===== Records provided =====

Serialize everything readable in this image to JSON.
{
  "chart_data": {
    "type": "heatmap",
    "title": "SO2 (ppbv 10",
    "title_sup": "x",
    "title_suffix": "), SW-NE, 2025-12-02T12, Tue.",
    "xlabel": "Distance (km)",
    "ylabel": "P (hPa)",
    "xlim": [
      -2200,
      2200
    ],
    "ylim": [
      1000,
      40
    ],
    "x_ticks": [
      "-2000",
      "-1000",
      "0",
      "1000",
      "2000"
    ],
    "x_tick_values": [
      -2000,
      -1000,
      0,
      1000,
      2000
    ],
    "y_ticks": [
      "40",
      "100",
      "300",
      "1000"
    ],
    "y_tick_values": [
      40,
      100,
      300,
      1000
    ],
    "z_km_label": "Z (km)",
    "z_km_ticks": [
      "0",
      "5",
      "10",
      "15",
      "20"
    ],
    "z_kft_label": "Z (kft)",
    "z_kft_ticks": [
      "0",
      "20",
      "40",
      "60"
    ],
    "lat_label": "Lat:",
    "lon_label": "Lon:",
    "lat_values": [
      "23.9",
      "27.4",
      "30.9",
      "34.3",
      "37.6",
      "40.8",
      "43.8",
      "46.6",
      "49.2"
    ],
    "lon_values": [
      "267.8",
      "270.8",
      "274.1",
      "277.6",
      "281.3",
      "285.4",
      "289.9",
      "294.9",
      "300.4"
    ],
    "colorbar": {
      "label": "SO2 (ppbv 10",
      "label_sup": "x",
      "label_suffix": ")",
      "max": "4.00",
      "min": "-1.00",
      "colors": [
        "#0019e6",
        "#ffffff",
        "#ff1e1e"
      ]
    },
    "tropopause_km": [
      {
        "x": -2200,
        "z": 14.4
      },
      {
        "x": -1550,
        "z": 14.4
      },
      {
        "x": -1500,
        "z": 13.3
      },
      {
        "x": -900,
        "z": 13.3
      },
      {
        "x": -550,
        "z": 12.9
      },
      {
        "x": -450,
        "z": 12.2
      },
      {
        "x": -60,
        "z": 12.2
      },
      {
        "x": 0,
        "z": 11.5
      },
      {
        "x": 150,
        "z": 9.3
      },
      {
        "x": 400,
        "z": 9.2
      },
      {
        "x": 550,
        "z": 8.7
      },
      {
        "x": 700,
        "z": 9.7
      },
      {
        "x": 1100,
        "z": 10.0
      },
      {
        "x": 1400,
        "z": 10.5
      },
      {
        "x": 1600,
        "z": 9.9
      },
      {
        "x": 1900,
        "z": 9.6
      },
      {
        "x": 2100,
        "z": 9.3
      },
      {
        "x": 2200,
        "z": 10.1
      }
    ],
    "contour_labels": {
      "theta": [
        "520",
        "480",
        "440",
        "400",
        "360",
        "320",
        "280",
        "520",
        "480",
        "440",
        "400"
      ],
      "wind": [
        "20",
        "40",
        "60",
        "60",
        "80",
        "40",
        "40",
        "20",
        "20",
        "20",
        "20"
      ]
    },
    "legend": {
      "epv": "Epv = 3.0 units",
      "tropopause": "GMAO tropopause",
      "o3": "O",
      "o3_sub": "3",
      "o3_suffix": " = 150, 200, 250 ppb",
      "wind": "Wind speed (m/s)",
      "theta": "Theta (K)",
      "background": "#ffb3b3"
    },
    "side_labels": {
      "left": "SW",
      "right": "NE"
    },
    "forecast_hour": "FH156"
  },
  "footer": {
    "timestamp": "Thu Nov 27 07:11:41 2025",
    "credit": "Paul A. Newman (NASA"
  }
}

=====

■ What to work on
Please repeat the listing above in full and exactly.

■ Final answer
Serialize everything readable in this image to JSON.
{
  "chart_data": {
    "type": "heatmap",
    "title": "SO2 (ppbv 10",
    "title_sup": "x",
    "title_suffix": "), SW-NE, 2025-12-02T12, Tue.",
    "xlabel": "Distance (km)",
    "ylabel": "P (hPa)",
    "xlim": [
      -2200,
      2200
    ],
    "ylim": [
      1000,
      40
    ],
    "x_ticks": [
      "-2000",
      "-1000",
      "0",
      "1000",
      "2000"
    ],
    "x_tick_values": [
      -2000,
      -1000,
      0,
      1000,
      2000
    ],
    "y_ticks": [
      "40",
      "100",
      "300",
      "1000"
    ],
    "y_tick_values": [
      40,
      100,
      300,
      1000
    ],
    "z_km_label": "Z (km)",
    "z_km_ticks": [
      "0",
      "5",
      "10",
      "15",
      "20"
    ],
    "z_kft_label": "Z (kft)",
    "z_kft_ticks": [
      "0",
      "20",
      "40",
      "60"
    ],
    "lat_label": "Lat:",
    "lon_label": "Lon:",
    "lat_values": [
      "23.9",
      "27.4",
      "30.9",
      "34.3",
      "37.6",
      "40.8",
      "43.8",
      "46.6",
      "49.2"
    ],
    "lon_values": [
      "267.8",
      "270.8",
      "274.1",
      "277.6",
      "281.3",
      "285.4",
      "289.9",
      "294.9",
      "300.4"
    ],
    "colorbar": {
      "label": "SO2 (ppbv 10",
      "label_sup": "x",
      "label_suffix": ")",
      "max": "4.00",
      "min": "-1.00",
      "colors": [
        "#0019e6",
        "#ffffff",
        "#ff1e1e"
      ]
    },
    "tropopause_km": [
      {
        "x": -2200,
        "z": 14.4
      },
      {
        "x": -1550,
        "z": 14.4
      },
      {
        "x": -1500,
        "z": 13.3
      },
      {
        "x": -900,
        "z": 13.3
      },
      {
        "x": -550,
        "z": 12.9
      },
      {
        "x": -450,
        "z": 12.2
      },
      {
        "x": -60,
        "z": 12.2
      },
      {
        "x": 0,
        "z": 11.5
      },
      {
        "x": 150,
        "z": 9.3
      },
      {
        "x": 400,
        "z": 9.2
      },
      {
        "x": 550,
        "z": 8.7
      },
      {
        "x": 700,
        "z": 9.7
      },
      {
        "x": 1100,
        "z": 10.0
      },
      {
        "x": 1400,
        "z": 10.5
      },
      {
        "x": 1600,
        "z": 9.9
      },
      {
        "x": 1900,
        "z": 9.6
      },
      {
        "x": 2100,
        "z": 9.3
      },
      {
        "x": 2200,
        "z": 10.1
      }
    ],
    "contour_labels": {
      "theta": [
        "520",
        "480",
        "440",
        "400",
        "360",
        "320",
        "280",
        "520",
        "480",
        "440",
        "400"
      ],
      "wind": [
        "20",
        "40",
        "60",
        "60",
        "80",
        "40",
        "40",
        "20",
        "20",
        "20",
        "20"
      ]
    },
    "legend": {
      "epv": "Epv = 3.0 units",
      "tropopause": "GMAO tropopause",
      "o3": "O",
      "o3_sub": "3",
      "o3_suffix": " = 150, 200, 250 ppb",
      "wind": "Wind speed (m/s)",
      "theta": "Theta (K)",
      "background": "#ffb3b3"
    },
    "side_labels": {
      "left": "SW",
      "right": "NE"
    },
    "forecast_hour": "FH156"
  },
  "footer": {
    "timestamp": "Thu Nov 27 07:11:41 2025",
    "credit": "Paul A. Newman (NASA"
  }
}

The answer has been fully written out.